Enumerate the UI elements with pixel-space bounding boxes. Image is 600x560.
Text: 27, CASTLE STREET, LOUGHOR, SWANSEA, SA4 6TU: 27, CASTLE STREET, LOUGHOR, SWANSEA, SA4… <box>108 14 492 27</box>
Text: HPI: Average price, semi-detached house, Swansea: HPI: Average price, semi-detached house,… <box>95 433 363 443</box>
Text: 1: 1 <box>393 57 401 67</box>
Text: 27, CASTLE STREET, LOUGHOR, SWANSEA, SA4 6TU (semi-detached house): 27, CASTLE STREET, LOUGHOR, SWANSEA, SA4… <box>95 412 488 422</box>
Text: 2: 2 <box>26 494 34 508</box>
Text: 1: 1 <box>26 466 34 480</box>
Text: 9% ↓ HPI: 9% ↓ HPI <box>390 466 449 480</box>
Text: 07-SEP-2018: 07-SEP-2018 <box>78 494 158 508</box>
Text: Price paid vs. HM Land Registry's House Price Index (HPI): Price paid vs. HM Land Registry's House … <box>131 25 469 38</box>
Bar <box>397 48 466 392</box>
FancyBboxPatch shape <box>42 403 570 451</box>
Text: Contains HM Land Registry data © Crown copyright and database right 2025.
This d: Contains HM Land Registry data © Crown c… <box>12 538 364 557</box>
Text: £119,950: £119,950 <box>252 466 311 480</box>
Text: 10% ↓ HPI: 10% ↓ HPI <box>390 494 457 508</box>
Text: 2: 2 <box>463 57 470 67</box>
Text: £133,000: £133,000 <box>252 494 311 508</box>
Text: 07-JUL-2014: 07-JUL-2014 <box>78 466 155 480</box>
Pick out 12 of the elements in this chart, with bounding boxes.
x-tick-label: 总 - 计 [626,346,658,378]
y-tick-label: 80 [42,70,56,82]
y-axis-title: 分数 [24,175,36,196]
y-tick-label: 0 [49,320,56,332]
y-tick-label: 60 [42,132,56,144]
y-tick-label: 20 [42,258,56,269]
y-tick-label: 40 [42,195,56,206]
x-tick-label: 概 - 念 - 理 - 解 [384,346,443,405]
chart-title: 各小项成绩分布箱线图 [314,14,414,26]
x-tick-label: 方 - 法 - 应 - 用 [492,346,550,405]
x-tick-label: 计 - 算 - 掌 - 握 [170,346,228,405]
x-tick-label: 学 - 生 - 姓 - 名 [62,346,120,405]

====

_Цель задания_.
Сколько строк выше содержат слово «Contains»? Назовите только число.

_Результат упражнения_.
2